_Exercise task_
From the line containing "Extract the structured" through the last line of the entries, output the text exactly. Pictures stay out.

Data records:
[Start]
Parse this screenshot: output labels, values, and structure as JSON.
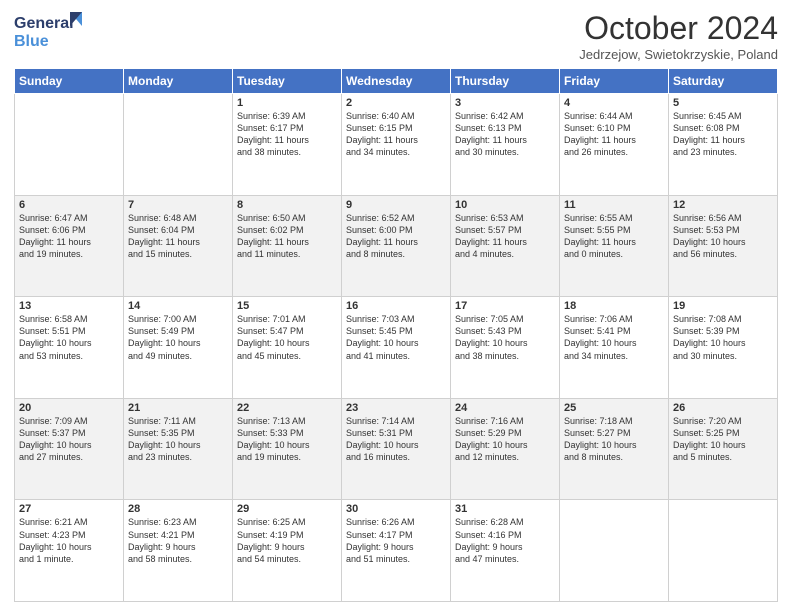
{
  "header": {
    "logo_general": "General",
    "logo_blue": "Blue",
    "month": "October 2024",
    "location": "Jedrzejow, Swietokrzyskie, Poland"
  },
  "weekdays": [
    "Sunday",
    "Monday",
    "Tuesday",
    "Wednesday",
    "Thursday",
    "Friday",
    "Saturday"
  ],
  "weeks": [
    [
      {
        "day": "",
        "info": ""
      },
      {
        "day": "",
        "info": ""
      },
      {
        "day": "1",
        "info": "Sunrise: 6:39 AM\nSunset: 6:17 PM\nDaylight: 11 hours\nand 38 minutes."
      },
      {
        "day": "2",
        "info": "Sunrise: 6:40 AM\nSunset: 6:15 PM\nDaylight: 11 hours\nand 34 minutes."
      },
      {
        "day": "3",
        "info": "Sunrise: 6:42 AM\nSunset: 6:13 PM\nDaylight: 11 hours\nand 30 minutes."
      },
      {
        "day": "4",
        "info": "Sunrise: 6:44 AM\nSunset: 6:10 PM\nDaylight: 11 hours\nand 26 minutes."
      },
      {
        "day": "5",
        "info": "Sunrise: 6:45 AM\nSunset: 6:08 PM\nDaylight: 11 hours\nand 23 minutes."
      }
    ],
    [
      {
        "day": "6",
        "info": "Sunrise: 6:47 AM\nSunset: 6:06 PM\nDaylight: 11 hours\nand 19 minutes."
      },
      {
        "day": "7",
        "info": "Sunrise: 6:48 AM\nSunset: 6:04 PM\nDaylight: 11 hours\nand 15 minutes."
      },
      {
        "day": "8",
        "info": "Sunrise: 6:50 AM\nSunset: 6:02 PM\nDaylight: 11 hours\nand 11 minutes."
      },
      {
        "day": "9",
        "info": "Sunrise: 6:52 AM\nSunset: 6:00 PM\nDaylight: 11 hours\nand 8 minutes."
      },
      {
        "day": "10",
        "info": "Sunrise: 6:53 AM\nSunset: 5:57 PM\nDaylight: 11 hours\nand 4 minutes."
      },
      {
        "day": "11",
        "info": "Sunrise: 6:55 AM\nSunset: 5:55 PM\nDaylight: 11 hours\nand 0 minutes."
      },
      {
        "day": "12",
        "info": "Sunrise: 6:56 AM\nSunset: 5:53 PM\nDaylight: 10 hours\nand 56 minutes."
      }
    ],
    [
      {
        "day": "13",
        "info": "Sunrise: 6:58 AM\nSunset: 5:51 PM\nDaylight: 10 hours\nand 53 minutes."
      },
      {
        "day": "14",
        "info": "Sunrise: 7:00 AM\nSunset: 5:49 PM\nDaylight: 10 hours\nand 49 minutes."
      },
      {
        "day": "15",
        "info": "Sunrise: 7:01 AM\nSunset: 5:47 PM\nDaylight: 10 hours\nand 45 minutes."
      },
      {
        "day": "16",
        "info": "Sunrise: 7:03 AM\nSunset: 5:45 PM\nDaylight: 10 hours\nand 41 minutes."
      },
      {
        "day": "17",
        "info": "Sunrise: 7:05 AM\nSunset: 5:43 PM\nDaylight: 10 hours\nand 38 minutes."
      },
      {
        "day": "18",
        "info": "Sunrise: 7:06 AM\nSunset: 5:41 PM\nDaylight: 10 hours\nand 34 minutes."
      },
      {
        "day": "19",
        "info": "Sunrise: 7:08 AM\nSunset: 5:39 PM\nDaylight: 10 hours\nand 30 minutes."
      }
    ],
    [
      {
        "day": "20",
        "info": "Sunrise: 7:09 AM\nSunset: 5:37 PM\nDaylight: 10 hours\nand 27 minutes."
      },
      {
        "day": "21",
        "info": "Sunrise: 7:11 AM\nSunset: 5:35 PM\nDaylight: 10 hours\nand 23 minutes."
      },
      {
        "day": "22",
        "info": "Sunrise: 7:13 AM\nSunset: 5:33 PM\nDaylight: 10 hours\nand 19 minutes."
      },
      {
        "day": "23",
        "info": "Sunrise: 7:14 AM\nSunset: 5:31 PM\nDaylight: 10 hours\nand 16 minutes."
      },
      {
        "day": "24",
        "info": "Sunrise: 7:16 AM\nSunset: 5:29 PM\nDaylight: 10 hours\nand 12 minutes."
      },
      {
        "day": "25",
        "info": "Sunrise: 7:18 AM\nSunset: 5:27 PM\nDaylight: 10 hours\nand 8 minutes."
      },
      {
        "day": "26",
        "info": "Sunrise: 7:20 AM\nSunset: 5:25 PM\nDaylight: 10 hours\nand 5 minutes."
      }
    ],
    [
      {
        "day": "27",
        "info": "Sunrise: 6:21 AM\nSunset: 4:23 PM\nDaylight: 10 hours\nand 1 minute."
      },
      {
        "day": "28",
        "info": "Sunrise: 6:23 AM\nSunset: 4:21 PM\nDaylight: 9 hours\nand 58 minutes."
      },
      {
        "day": "29",
        "info": "Sunrise: 6:25 AM\nSunset: 4:19 PM\nDaylight: 9 hours\nand 54 minutes."
      },
      {
        "day": "30",
        "info": "Sunrise: 6:26 AM\nSunset: 4:17 PM\nDaylight: 9 hours\nand 51 minutes."
      },
      {
        "day": "31",
        "info": "Sunrise: 6:28 AM\nSunset: 4:16 PM\nDaylight: 9 hours\nand 47 minutes."
      },
      {
        "day": "",
        "info": ""
      },
      {
        "day": "",
        "info": ""
      }
    ]
  ]
}
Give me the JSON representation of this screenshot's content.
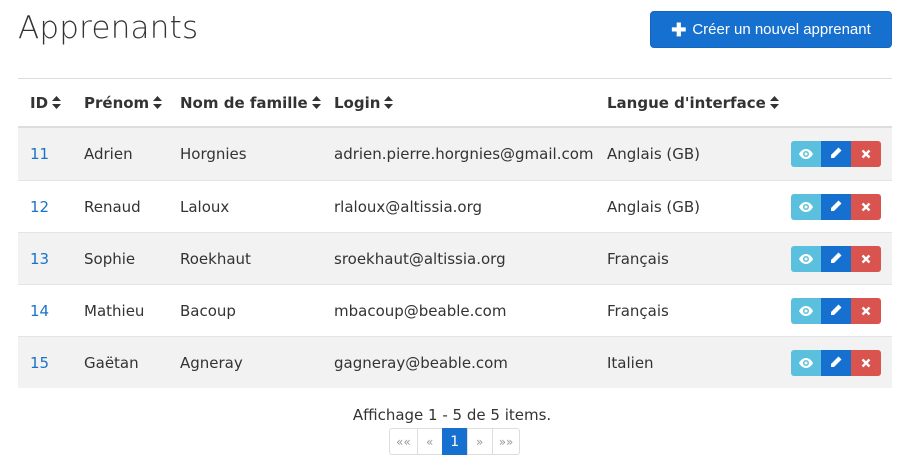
{
  "page": {
    "title": "Apprenants"
  },
  "toolbar": {
    "create_label": "Créer un nouvel apprenant"
  },
  "table": {
    "headers": {
      "id": "ID",
      "first_name": "Prénom",
      "last_name": "Nom de famille",
      "login": "Login",
      "language": "Langue d'interface"
    },
    "rows": [
      {
        "id": "11",
        "first_name": "Adrien",
        "last_name": "Horgnies",
        "login": "adrien.pierre.horgnies@gmail.com",
        "language": "Anglais (GB)"
      },
      {
        "id": "12",
        "first_name": "Renaud",
        "last_name": "Laloux",
        "login": "rlaloux@altissia.org",
        "language": "Anglais (GB)"
      },
      {
        "id": "13",
        "first_name": "Sophie",
        "last_name": "Roekhaut",
        "login": "sroekhaut@altissia.org",
        "language": "Français"
      },
      {
        "id": "14",
        "first_name": "Mathieu",
        "last_name": "Bacoup",
        "login": "mbacoup@beable.com",
        "language": "Français"
      },
      {
        "id": "15",
        "first_name": "Gaëtan",
        "last_name": "Agneray",
        "login": "gagneray@beable.com",
        "language": "Italien"
      }
    ],
    "row_actions": [
      "eye-icon",
      "pencil-icon",
      "close-icon"
    ]
  },
  "summary": "Affichage 1 - 5 de 5 items.",
  "pagination": {
    "first": "««",
    "prev": "«",
    "current": "1",
    "next": "»",
    "last": "»»"
  },
  "colors": {
    "primary": "#1670d0",
    "info": "#5bc0de",
    "danger": "#d9534f",
    "stripe": "#f2f2f2"
  }
}
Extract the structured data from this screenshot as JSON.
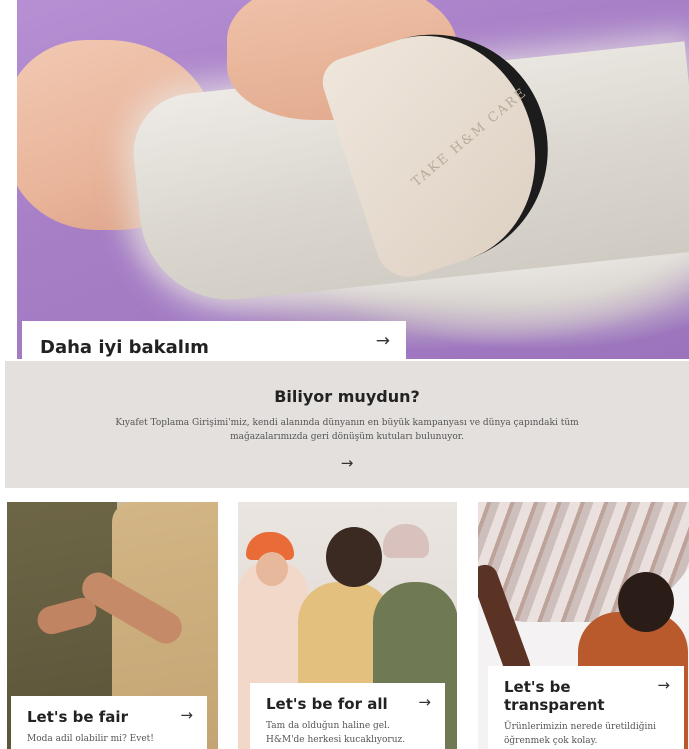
{
  "hero": {
    "comb_text": "TAKE H&M CARE",
    "card_title": "Daha iyi bakalım",
    "arrow": "→"
  },
  "info": {
    "heading": "Biliyor muydun?",
    "body": "Kıyafet Toplama Girişimi'miz, kendi alanında dünyanın en büyük kampanyası ve dünya çapındaki tüm mağazalarımızda geri dönüşüm kutuları bulunuyor.",
    "arrow": "→"
  },
  "cards": [
    {
      "title": "Let's be fair",
      "description": "Moda adil olabilir mi? Evet!",
      "arrow": "→"
    },
    {
      "title": "Let's be for all",
      "description": "Tam da olduğun haline gel. H&M'de herkesi kucaklıyoruz.",
      "arrow": "→"
    },
    {
      "title": "Let's be transparent",
      "description": "Ürünlerimizin nerede üretildiğini öğrenmek çok kolay.",
      "arrow": "→"
    }
  ]
}
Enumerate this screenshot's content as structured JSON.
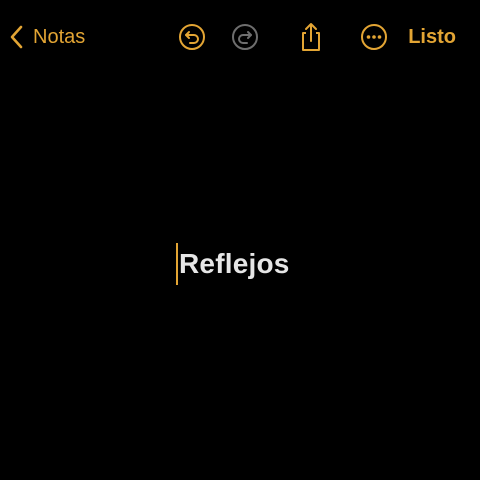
{
  "toolbar": {
    "back_label": "Notas",
    "done_label": "Listo",
    "icons": {
      "back": "chevron-left-icon",
      "undo": "undo-icon",
      "redo": "redo-icon",
      "share": "share-icon",
      "more": "more-icon"
    },
    "redo_enabled": false
  },
  "note": {
    "title": "Reflejos"
  },
  "colors": {
    "accent": "#e3a534",
    "background": "#000000",
    "text": "#e6e6e6",
    "disabled_icon": "#6e6e6e"
  }
}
[End]
_Complete output_
Extract the structured data from this screenshot as JSON.
{
  "hero": {
    "comb_text": "TAKE H&M CARE",
    "card_title": "Daha iyi bakalım",
    "arrow": "→"
  },
  "info": {
    "heading": "Biliyor muydun?",
    "body": "Kıyafet Toplama Girişimi'miz, kendi alanında dünyanın en büyük kampanyası ve dünya çapındaki tüm mağazalarımızda geri dönüşüm kutuları bulunuyor.",
    "arrow": "→"
  },
  "cards": [
    {
      "title": "Let's be fair",
      "description": "Moda adil olabilir mi? Evet!",
      "arrow": "→"
    },
    {
      "title": "Let's be for all",
      "description": "Tam da olduğun haline gel. H&M'de herkesi kucaklıyoruz.",
      "arrow": "→"
    },
    {
      "title": "Let's be transparent",
      "description": "Ürünlerimizin nerede üretildiğini öğrenmek çok kolay.",
      "arrow": "→"
    }
  ]
}
Enumerate this screenshot's content as structured JSON.
{
  "toolbar": {
    "back_label": "Notas",
    "done_label": "Listo",
    "icons": {
      "back": "chevron-left-icon",
      "undo": "undo-icon",
      "redo": "redo-icon",
      "share": "share-icon",
      "more": "more-icon"
    },
    "redo_enabled": false
  },
  "note": {
    "title": "Reflejos"
  },
  "colors": {
    "accent": "#e3a534",
    "background": "#000000",
    "text": "#e6e6e6",
    "disabled_icon": "#6e6e6e"
  }
}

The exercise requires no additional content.